— BEGIN Data records —
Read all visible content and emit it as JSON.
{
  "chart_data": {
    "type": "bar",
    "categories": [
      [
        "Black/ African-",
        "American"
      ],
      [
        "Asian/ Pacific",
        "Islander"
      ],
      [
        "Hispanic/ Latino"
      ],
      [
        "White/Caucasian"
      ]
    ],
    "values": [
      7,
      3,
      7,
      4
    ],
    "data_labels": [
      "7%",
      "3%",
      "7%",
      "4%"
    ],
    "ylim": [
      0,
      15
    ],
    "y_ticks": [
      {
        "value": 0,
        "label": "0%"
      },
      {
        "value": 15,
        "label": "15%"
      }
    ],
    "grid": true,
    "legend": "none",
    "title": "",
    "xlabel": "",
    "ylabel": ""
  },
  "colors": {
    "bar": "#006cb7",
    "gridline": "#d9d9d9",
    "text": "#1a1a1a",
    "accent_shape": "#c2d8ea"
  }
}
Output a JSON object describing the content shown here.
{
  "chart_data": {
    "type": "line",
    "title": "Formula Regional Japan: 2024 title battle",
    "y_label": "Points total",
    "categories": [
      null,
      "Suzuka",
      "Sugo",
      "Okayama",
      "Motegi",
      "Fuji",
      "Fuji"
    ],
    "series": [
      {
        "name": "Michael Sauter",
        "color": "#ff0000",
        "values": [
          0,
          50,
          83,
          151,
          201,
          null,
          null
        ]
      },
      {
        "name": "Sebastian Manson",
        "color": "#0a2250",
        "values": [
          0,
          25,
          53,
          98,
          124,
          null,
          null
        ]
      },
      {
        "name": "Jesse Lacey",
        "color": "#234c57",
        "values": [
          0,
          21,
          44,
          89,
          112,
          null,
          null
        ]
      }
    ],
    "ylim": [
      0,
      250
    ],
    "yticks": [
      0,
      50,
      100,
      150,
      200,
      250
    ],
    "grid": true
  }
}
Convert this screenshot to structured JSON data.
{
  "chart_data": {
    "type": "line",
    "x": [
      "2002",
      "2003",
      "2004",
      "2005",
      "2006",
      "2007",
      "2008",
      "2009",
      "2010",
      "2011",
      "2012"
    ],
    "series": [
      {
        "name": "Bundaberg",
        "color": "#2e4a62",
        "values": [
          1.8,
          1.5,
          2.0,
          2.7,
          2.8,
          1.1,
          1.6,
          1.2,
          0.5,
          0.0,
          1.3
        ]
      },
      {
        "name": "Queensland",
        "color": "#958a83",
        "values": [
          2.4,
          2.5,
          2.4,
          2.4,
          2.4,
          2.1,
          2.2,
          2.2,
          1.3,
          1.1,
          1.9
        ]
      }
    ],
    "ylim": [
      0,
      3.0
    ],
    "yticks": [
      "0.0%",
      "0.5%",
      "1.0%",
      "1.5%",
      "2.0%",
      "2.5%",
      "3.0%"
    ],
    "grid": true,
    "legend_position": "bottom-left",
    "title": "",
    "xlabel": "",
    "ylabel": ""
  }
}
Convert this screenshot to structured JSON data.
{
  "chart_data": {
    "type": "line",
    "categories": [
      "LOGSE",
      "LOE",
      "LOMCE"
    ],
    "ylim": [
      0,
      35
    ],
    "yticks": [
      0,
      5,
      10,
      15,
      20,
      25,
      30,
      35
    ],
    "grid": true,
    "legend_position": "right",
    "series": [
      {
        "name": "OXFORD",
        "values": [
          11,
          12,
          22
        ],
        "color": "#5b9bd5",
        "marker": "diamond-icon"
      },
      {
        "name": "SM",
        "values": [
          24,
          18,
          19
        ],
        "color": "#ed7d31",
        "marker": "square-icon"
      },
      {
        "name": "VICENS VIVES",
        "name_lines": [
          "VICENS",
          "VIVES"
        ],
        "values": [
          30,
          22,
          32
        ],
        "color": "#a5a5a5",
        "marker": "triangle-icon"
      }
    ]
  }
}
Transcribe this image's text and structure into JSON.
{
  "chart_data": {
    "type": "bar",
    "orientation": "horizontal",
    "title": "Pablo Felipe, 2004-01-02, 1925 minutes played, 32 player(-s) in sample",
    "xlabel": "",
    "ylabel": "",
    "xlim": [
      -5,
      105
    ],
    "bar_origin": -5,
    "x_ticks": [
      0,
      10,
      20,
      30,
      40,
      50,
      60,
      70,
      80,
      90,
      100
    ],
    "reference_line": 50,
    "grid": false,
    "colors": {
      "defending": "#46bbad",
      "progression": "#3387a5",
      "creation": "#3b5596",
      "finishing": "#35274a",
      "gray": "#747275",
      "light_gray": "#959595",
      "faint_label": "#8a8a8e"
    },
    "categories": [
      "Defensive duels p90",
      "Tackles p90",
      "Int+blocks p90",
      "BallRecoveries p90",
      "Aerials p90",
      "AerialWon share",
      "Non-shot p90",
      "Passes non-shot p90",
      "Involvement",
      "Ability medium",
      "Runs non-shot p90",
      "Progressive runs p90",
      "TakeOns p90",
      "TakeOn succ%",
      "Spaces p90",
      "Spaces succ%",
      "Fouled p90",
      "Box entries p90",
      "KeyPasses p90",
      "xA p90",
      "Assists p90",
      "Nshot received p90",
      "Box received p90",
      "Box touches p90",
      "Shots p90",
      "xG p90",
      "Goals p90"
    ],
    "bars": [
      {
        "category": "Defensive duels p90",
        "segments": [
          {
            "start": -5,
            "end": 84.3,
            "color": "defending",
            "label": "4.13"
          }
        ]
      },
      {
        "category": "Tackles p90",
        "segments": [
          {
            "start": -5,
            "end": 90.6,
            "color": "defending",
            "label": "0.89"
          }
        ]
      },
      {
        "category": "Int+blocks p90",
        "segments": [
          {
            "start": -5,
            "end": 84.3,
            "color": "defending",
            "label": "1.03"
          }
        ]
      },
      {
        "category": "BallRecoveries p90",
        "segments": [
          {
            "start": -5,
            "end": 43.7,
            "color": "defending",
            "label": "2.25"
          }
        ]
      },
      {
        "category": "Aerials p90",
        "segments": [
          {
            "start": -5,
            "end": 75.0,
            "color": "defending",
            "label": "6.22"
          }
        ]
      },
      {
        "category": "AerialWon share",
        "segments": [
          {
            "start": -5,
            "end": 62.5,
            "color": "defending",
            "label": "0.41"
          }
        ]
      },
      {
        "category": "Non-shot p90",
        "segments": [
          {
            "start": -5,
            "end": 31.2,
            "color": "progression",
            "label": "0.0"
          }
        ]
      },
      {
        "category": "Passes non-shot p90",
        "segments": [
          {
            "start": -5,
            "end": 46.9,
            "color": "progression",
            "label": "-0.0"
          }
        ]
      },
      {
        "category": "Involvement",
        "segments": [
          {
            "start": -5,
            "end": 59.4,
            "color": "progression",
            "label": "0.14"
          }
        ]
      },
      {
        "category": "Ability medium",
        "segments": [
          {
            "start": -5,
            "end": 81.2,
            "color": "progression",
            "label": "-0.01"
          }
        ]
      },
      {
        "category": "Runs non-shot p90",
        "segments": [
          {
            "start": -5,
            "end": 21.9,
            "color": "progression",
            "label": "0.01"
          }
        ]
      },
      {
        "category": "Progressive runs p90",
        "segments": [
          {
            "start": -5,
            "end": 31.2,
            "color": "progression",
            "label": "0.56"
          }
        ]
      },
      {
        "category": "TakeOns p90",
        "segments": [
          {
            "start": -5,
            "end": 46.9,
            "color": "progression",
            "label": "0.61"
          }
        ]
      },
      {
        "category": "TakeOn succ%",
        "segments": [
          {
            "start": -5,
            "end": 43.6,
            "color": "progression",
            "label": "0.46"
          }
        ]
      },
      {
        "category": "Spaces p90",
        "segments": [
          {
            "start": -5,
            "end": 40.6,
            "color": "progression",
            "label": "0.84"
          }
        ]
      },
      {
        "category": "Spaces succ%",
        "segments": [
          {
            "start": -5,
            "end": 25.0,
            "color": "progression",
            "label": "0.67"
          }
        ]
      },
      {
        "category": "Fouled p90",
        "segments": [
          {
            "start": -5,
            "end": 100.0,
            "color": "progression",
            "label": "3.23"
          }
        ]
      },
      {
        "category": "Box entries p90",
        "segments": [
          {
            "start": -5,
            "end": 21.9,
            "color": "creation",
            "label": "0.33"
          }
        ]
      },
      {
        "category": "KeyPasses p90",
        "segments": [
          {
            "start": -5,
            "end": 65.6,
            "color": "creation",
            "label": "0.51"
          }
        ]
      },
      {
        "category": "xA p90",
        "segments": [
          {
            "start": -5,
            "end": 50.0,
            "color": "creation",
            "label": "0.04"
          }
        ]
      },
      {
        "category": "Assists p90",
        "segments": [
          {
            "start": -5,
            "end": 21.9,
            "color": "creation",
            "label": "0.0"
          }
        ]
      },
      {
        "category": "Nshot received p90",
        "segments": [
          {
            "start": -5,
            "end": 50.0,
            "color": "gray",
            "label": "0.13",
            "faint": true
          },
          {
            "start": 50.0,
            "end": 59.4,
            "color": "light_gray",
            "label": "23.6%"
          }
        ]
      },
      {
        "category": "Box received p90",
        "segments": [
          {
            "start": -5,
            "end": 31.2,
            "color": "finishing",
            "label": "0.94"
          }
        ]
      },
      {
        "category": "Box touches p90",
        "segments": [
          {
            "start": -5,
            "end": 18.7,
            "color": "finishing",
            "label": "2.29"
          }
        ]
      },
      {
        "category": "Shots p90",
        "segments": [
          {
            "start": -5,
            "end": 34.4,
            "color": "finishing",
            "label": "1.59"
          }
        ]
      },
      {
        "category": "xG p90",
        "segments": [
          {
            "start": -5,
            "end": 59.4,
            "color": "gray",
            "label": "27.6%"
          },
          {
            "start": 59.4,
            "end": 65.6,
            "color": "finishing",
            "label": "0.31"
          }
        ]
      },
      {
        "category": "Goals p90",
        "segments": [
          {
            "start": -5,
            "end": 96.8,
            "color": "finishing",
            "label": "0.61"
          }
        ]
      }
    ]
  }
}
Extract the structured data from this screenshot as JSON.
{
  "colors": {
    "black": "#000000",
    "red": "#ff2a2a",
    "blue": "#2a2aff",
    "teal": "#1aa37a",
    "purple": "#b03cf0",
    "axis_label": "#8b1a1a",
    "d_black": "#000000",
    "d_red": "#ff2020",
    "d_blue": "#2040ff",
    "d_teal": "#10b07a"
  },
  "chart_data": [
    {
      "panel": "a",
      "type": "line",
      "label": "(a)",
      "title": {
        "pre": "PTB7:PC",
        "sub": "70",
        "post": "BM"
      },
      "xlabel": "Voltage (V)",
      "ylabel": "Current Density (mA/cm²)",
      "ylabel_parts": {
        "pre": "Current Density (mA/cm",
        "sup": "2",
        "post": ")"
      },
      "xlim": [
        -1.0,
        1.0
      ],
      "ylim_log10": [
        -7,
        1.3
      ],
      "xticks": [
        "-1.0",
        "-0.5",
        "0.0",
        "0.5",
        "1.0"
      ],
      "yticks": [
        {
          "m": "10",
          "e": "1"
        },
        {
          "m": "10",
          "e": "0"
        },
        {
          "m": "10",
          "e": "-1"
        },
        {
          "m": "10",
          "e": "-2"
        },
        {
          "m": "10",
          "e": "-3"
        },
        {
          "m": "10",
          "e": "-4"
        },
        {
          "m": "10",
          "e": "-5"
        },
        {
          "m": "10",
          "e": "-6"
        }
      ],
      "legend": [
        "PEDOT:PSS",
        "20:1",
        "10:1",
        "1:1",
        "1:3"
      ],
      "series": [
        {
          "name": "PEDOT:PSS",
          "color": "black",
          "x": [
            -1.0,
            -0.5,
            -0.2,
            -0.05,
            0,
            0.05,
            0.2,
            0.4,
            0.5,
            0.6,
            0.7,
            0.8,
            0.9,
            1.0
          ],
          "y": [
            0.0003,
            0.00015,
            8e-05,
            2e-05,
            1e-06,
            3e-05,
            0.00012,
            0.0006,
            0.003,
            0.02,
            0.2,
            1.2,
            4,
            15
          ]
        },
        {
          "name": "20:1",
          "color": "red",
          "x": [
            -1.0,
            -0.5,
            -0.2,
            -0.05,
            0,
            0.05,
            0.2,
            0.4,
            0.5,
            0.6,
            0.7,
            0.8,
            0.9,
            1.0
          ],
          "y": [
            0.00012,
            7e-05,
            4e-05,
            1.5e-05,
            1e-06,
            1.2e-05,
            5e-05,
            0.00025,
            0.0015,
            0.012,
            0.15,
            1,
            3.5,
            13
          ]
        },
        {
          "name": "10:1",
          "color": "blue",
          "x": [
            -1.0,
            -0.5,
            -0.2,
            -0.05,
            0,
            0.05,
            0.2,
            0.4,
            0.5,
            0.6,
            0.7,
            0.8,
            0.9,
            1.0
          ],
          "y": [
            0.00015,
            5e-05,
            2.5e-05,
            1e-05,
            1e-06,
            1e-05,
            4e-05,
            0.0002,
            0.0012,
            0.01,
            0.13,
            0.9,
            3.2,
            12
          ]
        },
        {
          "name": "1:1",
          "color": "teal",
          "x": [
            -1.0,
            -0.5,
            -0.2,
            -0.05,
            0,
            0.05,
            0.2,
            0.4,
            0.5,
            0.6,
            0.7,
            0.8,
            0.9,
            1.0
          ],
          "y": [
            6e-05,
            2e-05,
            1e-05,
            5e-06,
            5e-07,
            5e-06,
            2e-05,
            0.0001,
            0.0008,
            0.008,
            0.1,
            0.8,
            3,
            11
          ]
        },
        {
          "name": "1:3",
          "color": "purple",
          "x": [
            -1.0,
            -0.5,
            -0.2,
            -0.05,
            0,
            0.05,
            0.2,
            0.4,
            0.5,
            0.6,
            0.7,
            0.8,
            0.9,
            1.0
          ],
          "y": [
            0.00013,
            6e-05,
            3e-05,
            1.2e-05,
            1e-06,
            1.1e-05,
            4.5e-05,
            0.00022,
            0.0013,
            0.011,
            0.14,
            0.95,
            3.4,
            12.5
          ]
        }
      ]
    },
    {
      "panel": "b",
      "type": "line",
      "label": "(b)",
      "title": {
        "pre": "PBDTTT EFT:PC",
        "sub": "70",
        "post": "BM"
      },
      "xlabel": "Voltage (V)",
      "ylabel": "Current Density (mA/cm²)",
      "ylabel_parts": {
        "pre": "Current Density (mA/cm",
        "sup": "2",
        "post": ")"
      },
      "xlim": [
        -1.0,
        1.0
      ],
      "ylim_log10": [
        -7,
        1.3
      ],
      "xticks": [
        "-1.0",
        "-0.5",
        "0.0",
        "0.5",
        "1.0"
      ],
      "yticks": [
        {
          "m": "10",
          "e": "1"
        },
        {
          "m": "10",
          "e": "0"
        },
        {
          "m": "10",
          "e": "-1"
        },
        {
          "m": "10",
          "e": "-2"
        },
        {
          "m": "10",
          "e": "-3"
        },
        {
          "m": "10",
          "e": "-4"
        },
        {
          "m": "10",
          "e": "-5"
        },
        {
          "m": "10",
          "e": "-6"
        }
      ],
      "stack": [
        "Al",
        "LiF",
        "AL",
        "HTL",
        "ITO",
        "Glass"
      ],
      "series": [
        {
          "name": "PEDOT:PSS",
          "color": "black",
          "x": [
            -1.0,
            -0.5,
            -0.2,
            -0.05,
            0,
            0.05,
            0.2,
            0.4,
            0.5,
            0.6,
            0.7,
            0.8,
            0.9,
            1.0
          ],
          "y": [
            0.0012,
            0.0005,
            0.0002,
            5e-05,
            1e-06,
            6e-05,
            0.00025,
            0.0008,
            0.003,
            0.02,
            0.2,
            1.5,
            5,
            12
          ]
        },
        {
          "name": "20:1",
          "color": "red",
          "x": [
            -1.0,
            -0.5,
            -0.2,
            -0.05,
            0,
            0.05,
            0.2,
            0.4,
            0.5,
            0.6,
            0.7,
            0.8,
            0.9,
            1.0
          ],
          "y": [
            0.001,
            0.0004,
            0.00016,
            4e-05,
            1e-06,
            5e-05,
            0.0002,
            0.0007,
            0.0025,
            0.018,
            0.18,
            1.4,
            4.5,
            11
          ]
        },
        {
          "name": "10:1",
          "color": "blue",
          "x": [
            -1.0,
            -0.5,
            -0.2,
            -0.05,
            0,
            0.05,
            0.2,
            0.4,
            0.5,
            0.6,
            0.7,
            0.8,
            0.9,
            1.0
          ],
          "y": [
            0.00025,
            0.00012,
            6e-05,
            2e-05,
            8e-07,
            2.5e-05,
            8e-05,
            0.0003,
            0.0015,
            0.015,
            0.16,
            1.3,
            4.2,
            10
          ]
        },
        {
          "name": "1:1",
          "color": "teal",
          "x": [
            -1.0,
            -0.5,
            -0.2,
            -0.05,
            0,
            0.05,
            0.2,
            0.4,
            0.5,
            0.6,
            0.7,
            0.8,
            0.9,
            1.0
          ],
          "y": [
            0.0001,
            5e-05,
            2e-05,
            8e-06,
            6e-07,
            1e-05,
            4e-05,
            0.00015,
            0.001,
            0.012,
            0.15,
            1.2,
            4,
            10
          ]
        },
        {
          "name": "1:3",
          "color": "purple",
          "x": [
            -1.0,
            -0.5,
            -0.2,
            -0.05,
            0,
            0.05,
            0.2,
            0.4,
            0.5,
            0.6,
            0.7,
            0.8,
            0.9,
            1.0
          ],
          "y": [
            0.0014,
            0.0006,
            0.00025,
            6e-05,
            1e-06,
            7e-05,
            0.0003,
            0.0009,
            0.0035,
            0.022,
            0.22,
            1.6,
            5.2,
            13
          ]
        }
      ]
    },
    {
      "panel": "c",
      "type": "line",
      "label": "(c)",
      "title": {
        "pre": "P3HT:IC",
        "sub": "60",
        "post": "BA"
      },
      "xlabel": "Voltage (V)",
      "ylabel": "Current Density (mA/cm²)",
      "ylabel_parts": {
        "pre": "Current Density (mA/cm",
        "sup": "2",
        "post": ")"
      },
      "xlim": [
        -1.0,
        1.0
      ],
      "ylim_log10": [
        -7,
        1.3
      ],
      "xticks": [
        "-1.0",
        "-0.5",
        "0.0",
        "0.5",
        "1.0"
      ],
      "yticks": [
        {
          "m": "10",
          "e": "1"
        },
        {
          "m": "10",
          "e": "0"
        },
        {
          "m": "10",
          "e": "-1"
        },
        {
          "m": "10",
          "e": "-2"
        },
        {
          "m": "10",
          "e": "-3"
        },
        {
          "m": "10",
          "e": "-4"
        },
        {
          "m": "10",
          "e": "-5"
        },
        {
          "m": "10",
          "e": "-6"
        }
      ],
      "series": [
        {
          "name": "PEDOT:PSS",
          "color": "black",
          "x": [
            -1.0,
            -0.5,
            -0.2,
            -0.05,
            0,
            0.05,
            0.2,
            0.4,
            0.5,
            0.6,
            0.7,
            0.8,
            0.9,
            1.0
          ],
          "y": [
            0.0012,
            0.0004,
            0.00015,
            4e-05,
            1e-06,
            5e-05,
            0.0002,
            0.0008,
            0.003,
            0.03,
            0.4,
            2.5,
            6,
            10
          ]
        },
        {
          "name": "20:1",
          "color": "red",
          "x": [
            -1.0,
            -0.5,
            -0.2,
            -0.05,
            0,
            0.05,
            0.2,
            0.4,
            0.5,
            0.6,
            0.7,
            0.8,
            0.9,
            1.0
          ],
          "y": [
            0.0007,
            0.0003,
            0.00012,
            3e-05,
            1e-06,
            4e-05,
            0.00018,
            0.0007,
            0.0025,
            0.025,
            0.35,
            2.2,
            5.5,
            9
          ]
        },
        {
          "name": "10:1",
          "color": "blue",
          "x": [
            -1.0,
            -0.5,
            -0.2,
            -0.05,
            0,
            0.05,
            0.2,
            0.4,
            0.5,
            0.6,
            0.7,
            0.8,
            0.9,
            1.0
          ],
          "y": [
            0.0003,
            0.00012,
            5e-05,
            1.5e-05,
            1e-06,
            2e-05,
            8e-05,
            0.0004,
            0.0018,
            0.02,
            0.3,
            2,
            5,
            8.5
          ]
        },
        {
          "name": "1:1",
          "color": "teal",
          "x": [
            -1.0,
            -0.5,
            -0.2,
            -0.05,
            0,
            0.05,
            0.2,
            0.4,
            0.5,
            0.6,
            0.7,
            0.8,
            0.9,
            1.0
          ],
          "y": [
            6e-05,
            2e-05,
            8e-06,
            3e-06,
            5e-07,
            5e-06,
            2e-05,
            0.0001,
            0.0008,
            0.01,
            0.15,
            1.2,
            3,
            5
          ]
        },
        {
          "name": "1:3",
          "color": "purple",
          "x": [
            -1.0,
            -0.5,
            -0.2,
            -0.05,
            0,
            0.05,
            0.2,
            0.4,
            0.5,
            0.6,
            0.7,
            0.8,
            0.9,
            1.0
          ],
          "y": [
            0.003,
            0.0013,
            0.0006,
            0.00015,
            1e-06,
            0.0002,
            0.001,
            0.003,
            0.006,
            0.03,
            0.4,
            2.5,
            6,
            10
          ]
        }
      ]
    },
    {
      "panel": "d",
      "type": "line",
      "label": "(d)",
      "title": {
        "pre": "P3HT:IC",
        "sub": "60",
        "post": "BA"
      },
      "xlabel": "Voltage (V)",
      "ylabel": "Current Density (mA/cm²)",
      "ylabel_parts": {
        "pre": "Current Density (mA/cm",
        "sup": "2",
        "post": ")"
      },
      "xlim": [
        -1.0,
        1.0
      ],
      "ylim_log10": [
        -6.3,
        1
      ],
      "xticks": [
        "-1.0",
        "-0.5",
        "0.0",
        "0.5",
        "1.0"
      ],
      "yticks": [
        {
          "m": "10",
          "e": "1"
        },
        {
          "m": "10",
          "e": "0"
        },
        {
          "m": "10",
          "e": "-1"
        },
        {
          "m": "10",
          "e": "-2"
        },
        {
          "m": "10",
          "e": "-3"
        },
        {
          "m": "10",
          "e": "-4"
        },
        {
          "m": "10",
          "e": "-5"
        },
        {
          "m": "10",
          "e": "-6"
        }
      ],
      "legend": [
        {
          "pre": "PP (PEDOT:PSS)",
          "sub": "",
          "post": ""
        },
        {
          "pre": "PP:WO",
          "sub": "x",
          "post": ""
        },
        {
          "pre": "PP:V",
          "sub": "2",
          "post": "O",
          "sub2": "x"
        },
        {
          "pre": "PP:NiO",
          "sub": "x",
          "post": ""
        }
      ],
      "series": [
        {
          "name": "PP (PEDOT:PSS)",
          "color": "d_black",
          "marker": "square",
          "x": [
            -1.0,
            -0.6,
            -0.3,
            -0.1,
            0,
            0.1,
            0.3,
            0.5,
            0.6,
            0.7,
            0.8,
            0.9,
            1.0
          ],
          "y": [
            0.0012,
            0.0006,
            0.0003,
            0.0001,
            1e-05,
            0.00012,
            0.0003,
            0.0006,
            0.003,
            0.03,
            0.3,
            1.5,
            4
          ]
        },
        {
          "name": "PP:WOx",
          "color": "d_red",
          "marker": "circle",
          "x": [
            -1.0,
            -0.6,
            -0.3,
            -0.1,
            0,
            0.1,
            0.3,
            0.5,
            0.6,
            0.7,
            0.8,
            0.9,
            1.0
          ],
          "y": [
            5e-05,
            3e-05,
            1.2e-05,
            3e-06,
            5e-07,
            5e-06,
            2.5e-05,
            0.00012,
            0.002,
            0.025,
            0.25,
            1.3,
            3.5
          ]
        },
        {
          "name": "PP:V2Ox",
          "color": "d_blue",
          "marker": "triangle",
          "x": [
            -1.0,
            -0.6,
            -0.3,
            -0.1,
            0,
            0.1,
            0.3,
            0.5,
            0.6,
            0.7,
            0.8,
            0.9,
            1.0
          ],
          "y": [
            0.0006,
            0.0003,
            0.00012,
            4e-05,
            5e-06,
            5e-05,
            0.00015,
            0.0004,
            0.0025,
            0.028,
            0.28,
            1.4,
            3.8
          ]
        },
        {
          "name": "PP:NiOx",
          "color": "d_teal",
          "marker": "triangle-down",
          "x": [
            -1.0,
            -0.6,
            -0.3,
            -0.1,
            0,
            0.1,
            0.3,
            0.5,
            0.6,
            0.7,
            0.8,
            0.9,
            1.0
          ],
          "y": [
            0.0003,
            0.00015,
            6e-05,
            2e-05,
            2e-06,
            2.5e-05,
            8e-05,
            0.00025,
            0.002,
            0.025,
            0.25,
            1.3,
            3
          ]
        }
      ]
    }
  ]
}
— END Data records —
**What you have to do:** Find each line that has the word "BallRecoveries", then copy it out.

**Answer in full:**
      "BallRecoveries p90",
        "category": "BallRecoveries p90",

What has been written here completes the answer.